GOAL:
Repeat the lines below, swapping each "legend-swatch" for "legend-key" and leaving everything else the same.

DATASET:
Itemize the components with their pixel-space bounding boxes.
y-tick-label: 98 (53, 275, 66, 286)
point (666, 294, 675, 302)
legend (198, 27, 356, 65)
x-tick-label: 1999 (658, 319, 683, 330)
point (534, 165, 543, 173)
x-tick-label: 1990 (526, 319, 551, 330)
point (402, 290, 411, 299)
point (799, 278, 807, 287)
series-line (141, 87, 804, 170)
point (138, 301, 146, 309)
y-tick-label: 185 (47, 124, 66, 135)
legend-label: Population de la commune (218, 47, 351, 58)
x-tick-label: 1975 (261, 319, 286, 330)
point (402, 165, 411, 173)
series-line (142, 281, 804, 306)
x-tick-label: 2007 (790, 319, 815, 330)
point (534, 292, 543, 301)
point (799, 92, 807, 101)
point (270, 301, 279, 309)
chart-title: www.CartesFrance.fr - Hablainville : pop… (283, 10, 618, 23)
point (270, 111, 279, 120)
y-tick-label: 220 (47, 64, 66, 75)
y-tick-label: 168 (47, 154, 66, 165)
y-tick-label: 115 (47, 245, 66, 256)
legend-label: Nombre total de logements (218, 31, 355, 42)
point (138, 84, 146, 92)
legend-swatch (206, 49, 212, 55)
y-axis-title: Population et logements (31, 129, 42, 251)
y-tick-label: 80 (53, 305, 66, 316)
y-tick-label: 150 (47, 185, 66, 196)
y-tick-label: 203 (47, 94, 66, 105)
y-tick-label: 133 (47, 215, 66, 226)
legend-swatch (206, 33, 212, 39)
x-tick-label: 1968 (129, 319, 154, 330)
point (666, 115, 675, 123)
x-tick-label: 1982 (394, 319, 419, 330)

RESULT FOR THIS TASK:
Itemize the components with their pixel-space bounding boxes.
y-tick-label: 98 (53, 275, 66, 286)
point (666, 294, 675, 302)
legend (198, 27, 356, 65)
x-tick-label: 1999 (658, 319, 683, 330)
point (534, 165, 543, 173)
x-tick-label: 1990 (526, 319, 551, 330)
point (402, 290, 411, 299)
point (799, 278, 807, 287)
series-line (141, 87, 804, 170)
point (138, 301, 146, 309)
y-tick-label: 185 (47, 124, 66, 135)
legend-label: Population de la commune (218, 47, 351, 58)
x-tick-label: 1975 (261, 319, 286, 330)
point (402, 165, 411, 173)
series-line (142, 281, 804, 306)
x-tick-label: 2007 (790, 319, 815, 330)
point (534, 292, 543, 301)
point (799, 92, 807, 101)
point (270, 301, 279, 309)
chart-title: www.CartesFrance.fr - Hablainville : pop… (283, 10, 618, 23)
point (270, 111, 279, 120)
y-tick-label: 220 (47, 64, 66, 75)
y-tick-label: 168 (47, 154, 66, 165)
y-tick-label: 115 (47, 245, 66, 256)
legend-label: Nombre total de logements (218, 31, 355, 42)
point (138, 84, 146, 92)
legend-key (206, 49, 212, 55)
y-axis-title: Population et logements (31, 129, 42, 251)
y-tick-label: 80 (53, 305, 66, 316)
y-tick-label: 150 (47, 185, 66, 196)
y-tick-label: 203 (47, 94, 66, 105)
y-tick-label: 133 (47, 215, 66, 226)
legend-key (206, 33, 212, 39)
x-tick-label: 1968 (129, 319, 154, 330)
point (666, 115, 675, 123)
x-tick-label: 1982 (394, 319, 419, 330)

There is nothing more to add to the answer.